◆ WHAT YOU NEED TO DO
Filter the entries below, keeping only lines with the word "GDP累计同比贡献率".

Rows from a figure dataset
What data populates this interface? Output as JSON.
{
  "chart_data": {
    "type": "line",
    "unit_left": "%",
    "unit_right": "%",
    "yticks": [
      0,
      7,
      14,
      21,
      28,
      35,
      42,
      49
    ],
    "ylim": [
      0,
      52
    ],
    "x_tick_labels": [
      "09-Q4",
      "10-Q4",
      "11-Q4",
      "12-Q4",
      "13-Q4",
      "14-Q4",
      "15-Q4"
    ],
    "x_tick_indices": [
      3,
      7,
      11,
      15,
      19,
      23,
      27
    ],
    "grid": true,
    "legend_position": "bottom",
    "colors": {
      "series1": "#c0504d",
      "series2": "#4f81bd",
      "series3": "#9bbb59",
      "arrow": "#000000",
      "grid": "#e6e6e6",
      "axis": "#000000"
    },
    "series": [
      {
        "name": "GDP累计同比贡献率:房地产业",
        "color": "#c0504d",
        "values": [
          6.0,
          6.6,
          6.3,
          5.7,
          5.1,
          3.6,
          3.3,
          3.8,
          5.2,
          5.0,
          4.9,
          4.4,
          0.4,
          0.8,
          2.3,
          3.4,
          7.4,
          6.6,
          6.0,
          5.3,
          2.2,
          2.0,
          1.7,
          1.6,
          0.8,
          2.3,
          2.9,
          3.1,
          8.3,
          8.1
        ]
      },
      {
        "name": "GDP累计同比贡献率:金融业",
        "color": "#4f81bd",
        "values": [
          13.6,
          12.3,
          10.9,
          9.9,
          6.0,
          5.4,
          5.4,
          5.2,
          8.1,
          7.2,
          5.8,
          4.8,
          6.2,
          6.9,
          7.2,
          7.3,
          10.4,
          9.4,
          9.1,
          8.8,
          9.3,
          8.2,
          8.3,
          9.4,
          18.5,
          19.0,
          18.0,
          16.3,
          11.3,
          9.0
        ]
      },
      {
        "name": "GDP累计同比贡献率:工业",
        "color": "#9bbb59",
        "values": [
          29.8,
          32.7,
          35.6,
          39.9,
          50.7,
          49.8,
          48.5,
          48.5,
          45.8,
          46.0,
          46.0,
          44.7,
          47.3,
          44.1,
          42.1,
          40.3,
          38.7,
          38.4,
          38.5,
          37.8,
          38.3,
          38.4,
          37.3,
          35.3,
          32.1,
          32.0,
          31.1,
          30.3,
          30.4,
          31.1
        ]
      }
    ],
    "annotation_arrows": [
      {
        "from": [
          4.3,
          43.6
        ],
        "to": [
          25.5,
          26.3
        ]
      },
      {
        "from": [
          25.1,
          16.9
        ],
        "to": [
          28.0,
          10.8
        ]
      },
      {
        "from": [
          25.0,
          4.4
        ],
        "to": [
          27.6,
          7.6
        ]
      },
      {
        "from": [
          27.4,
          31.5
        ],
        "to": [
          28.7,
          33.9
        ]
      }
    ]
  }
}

◆ RESULT
        "name": "GDP累计同比贡献率:房地产业",
        "name": "GDP累计同比贡献率:金融业",
        "name": "GDP累计同比贡献率:工业",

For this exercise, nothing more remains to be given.